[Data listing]
******************************

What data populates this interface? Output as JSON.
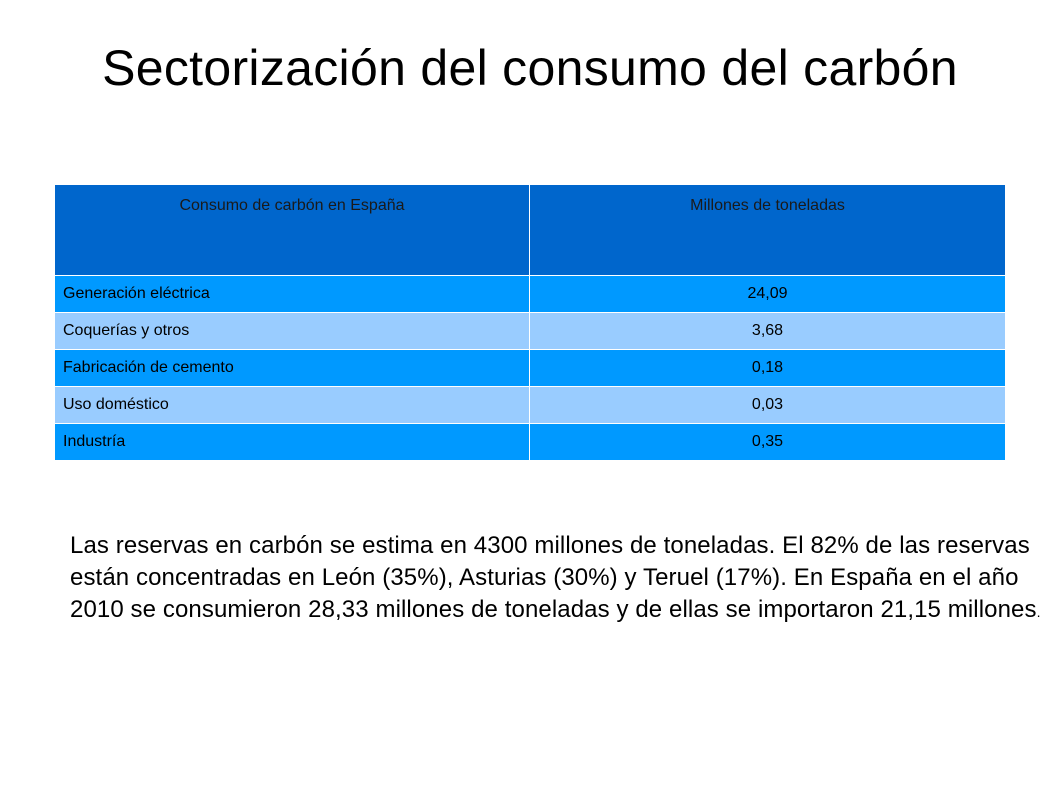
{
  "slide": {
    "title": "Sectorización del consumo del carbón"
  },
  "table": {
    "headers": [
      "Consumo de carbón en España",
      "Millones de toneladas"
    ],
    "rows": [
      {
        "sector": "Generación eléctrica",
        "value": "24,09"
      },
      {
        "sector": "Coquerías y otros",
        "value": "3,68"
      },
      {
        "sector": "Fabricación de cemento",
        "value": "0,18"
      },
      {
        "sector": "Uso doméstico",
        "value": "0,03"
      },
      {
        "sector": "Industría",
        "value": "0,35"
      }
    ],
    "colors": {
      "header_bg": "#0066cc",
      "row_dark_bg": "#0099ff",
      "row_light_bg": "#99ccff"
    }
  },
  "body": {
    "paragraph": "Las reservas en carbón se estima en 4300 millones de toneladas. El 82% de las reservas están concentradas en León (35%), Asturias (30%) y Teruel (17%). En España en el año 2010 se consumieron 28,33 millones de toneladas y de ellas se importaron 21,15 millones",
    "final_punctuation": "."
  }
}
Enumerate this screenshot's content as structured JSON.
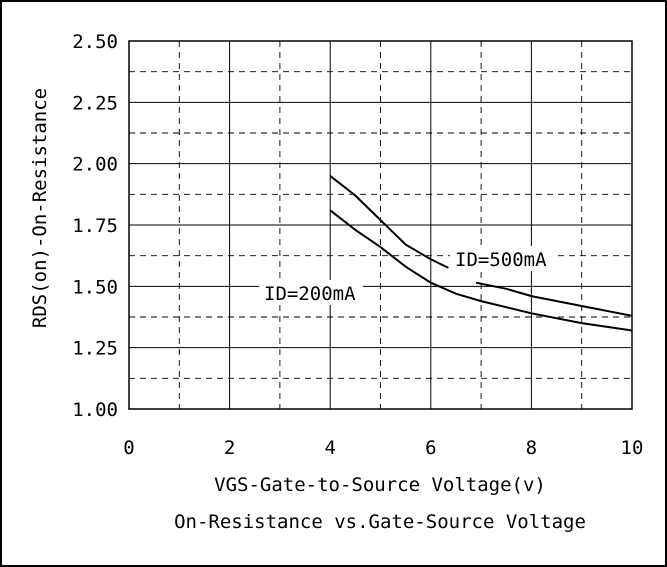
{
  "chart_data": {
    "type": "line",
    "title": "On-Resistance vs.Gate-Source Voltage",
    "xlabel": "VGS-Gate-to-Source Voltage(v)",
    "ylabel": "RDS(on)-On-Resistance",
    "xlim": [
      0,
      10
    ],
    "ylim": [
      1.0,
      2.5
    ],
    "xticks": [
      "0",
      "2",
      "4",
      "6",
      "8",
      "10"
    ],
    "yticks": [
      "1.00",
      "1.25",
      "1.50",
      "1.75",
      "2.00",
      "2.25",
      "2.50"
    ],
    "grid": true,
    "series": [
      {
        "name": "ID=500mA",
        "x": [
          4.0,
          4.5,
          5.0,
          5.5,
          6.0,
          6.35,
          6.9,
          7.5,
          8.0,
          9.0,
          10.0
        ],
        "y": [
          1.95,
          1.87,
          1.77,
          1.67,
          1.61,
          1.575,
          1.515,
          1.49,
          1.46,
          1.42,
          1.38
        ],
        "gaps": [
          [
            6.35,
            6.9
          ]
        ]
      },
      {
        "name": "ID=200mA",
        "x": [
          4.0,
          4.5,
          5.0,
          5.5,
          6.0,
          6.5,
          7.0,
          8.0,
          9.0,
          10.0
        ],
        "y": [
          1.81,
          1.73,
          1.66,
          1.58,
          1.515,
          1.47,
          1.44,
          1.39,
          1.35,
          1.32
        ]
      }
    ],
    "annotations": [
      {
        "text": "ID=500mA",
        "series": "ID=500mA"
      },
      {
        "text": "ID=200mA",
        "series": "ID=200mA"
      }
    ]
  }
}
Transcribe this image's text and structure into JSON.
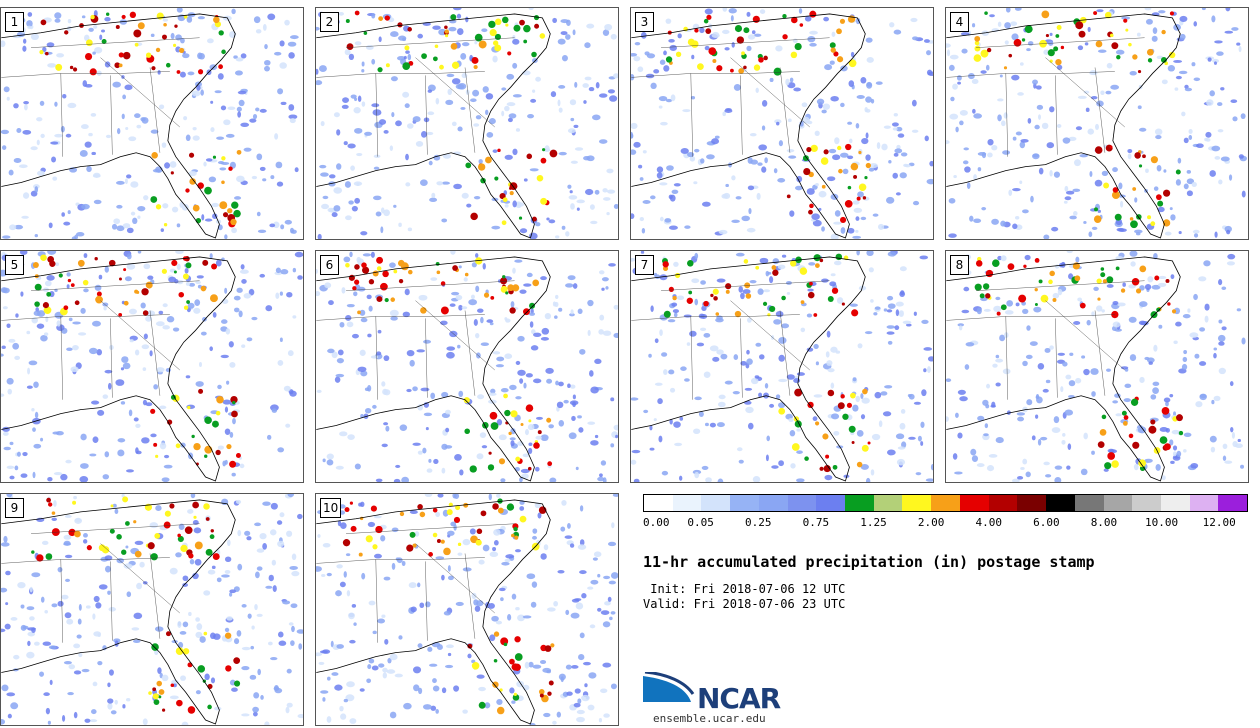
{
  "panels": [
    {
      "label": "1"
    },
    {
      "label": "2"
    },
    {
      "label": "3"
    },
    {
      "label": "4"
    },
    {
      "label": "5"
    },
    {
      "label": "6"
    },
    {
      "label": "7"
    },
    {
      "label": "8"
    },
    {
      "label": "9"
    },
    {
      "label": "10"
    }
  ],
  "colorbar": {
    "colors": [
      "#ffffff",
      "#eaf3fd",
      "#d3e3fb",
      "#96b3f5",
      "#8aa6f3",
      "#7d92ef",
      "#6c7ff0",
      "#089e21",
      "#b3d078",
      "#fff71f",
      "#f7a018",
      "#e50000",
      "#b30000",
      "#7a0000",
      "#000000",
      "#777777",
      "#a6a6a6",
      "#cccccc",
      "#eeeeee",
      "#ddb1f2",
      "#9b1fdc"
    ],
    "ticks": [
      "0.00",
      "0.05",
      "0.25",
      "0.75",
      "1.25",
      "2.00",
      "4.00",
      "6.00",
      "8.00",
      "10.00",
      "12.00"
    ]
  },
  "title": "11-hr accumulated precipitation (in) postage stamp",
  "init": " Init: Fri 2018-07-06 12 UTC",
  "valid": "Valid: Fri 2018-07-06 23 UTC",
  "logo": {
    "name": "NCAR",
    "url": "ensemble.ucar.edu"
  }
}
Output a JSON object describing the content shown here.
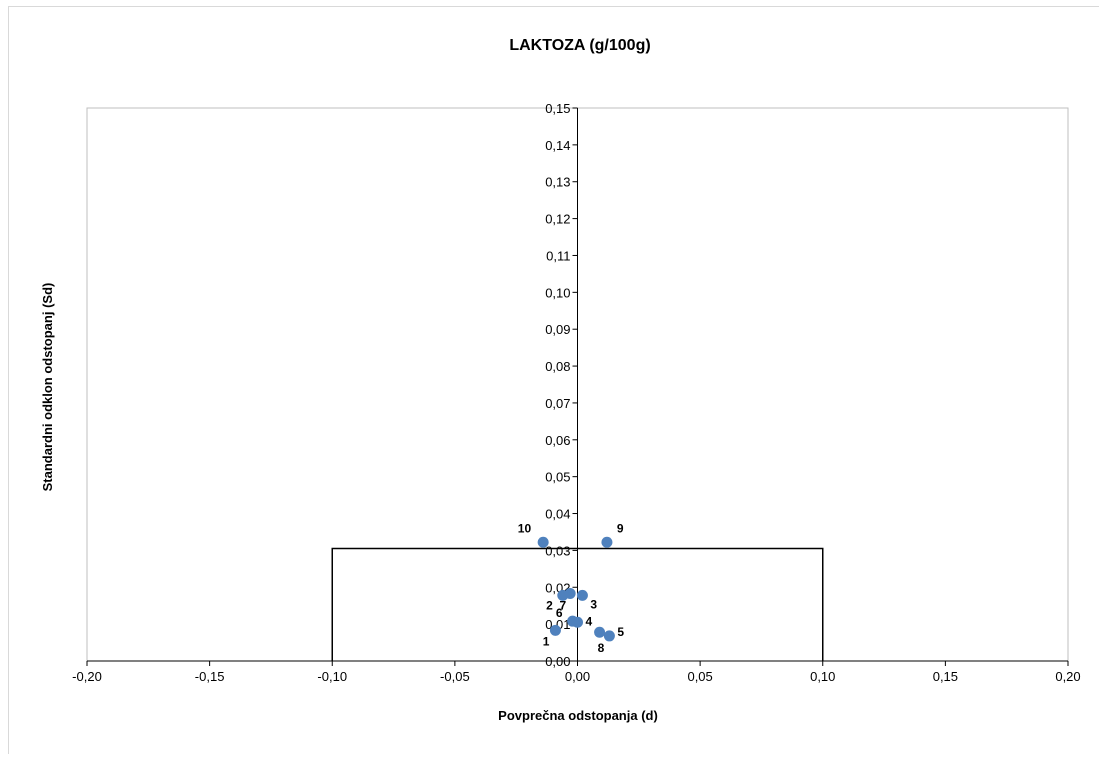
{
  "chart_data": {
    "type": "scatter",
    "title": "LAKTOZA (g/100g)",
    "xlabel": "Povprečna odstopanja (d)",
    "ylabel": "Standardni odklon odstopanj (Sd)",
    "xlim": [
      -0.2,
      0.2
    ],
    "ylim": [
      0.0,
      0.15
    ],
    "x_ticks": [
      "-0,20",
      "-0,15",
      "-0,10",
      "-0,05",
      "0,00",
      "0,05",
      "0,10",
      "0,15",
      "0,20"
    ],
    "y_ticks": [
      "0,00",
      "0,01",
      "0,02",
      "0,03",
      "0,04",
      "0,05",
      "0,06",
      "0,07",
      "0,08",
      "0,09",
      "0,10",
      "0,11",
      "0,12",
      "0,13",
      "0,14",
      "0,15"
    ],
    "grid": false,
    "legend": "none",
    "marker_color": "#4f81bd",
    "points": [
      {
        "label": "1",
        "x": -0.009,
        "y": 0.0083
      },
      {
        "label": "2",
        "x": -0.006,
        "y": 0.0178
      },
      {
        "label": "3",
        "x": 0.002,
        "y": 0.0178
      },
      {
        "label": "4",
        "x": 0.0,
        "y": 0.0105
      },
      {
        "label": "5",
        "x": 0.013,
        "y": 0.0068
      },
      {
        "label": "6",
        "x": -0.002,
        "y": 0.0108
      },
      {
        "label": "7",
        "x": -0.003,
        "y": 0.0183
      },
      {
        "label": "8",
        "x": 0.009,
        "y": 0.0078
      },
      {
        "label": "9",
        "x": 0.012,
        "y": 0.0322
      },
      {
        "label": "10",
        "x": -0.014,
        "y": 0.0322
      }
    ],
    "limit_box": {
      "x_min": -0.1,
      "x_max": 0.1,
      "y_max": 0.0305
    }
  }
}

******************************

Look through the entries and find each line that has the string "ylabel". Copy those lines.

- **WRITTEN ANSWER**:
    "ylabel": "RDS(on)-On-Resistance",
    "ylabel": "Standardni odklon odstopanj (Sd)",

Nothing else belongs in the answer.